### WHAT YOU HAVE TO DO:
Gather all lines in the entries that include the word "Travel".

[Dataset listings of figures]
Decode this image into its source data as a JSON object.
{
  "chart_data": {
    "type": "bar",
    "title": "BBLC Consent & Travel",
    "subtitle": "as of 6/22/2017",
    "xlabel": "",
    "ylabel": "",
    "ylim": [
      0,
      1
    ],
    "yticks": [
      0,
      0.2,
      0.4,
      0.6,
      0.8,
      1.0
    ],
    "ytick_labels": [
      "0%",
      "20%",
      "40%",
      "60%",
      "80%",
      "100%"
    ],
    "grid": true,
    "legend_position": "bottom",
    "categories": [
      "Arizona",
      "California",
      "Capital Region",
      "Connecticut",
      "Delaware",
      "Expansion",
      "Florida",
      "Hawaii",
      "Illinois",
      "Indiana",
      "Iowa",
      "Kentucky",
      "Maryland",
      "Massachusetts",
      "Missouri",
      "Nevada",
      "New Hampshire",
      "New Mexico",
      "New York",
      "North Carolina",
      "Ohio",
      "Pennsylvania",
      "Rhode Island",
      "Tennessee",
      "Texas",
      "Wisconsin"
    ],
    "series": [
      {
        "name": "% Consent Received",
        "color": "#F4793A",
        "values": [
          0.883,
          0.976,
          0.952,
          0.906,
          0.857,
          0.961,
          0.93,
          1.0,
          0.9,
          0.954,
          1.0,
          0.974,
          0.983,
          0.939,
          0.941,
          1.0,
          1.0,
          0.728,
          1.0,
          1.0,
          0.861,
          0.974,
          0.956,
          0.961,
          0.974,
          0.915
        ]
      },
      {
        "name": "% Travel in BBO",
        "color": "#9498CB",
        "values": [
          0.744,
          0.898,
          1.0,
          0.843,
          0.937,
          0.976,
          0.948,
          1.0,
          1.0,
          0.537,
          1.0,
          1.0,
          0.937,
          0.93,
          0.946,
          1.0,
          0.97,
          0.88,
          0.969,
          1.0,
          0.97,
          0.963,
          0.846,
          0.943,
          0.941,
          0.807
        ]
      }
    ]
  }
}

### TASK OUTPUT:
    "title": "BBLC Consent & Travel",
        "name": "% Travel in BBO",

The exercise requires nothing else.